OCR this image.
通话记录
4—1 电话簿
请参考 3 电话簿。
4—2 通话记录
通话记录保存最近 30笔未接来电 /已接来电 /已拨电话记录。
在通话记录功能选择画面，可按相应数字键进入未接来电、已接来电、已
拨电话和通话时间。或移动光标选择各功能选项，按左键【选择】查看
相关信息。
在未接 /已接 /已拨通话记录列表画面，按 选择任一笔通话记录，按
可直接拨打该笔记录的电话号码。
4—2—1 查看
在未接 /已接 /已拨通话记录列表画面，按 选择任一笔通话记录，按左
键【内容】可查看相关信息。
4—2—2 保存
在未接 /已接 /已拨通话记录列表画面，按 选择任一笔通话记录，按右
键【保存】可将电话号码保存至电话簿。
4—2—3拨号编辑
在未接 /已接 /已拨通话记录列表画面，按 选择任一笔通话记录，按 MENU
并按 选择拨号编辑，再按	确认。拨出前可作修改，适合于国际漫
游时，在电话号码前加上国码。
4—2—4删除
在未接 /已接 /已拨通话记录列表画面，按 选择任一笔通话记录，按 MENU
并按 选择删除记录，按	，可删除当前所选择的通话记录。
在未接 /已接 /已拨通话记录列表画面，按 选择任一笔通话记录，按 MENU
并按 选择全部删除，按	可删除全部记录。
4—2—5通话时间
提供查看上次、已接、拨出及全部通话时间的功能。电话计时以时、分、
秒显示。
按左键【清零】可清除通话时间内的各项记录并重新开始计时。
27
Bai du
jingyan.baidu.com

__________________________________________________

• **EXERCISE GOAL**
Return the whole listing exactly.

• **ANSWER TO THIS TASK**
OCR this image.
通话记录
4—1 电话簿
请参考 3 电话簿。
4—2 通话记录
通话记录保存最近 30笔未接来电 /已接来电 /已拨电话记录。
在通话记录功能选择画面，可按相应数字键进入未接来电、已接来电、已
拨电话和通话时间。或移动光标选择各功能选项，按左键【选择】查看
相关信息。
在未接 /已接 /已拨通话记录列表画面，按 选择任一笔通话记录，按
可直接拨打该笔记录的电话号码。
4—2—1 查看
在未接 /已接 /已拨通话记录列表画面，按 选择任一笔通话记录，按左
键【内容】可查看相关信息。
4—2—2 保存
在未接 /已接 /已拨通话记录列表画面，按 选择任一笔通话记录，按右
键【保存】可将电话号码保存至电话簿。
4—2—3拨号编辑
在未接 /已接 /已拨通话记录列表画面，按 选择任一笔通话记录，按 MENU
并按 选择拨号编辑，再按	确认。拨出前可作修改，适合于国际漫
游时，在电话号码前加上国码。
4—2—4删除
在未接 /已接 /已拨通话记录列表画面，按 选择任一笔通话记录，按 MENU
并按 选择删除记录，按	，可删除当前所选择的通话记录。
在未接 /已接 /已拨通话记录列表画面，按 选择任一笔通话记录，按 MENU
并按 选择全部删除，按	可删除全部记录。
4—2—5通话时间
提供查看上次、已接、拨出及全部通话时间的功能。电话计时以时、分、
秒显示。
按左键【清零】可清除通话时间内的各项记录并重新开始计时。
27
Bai du
jingyan.baidu.com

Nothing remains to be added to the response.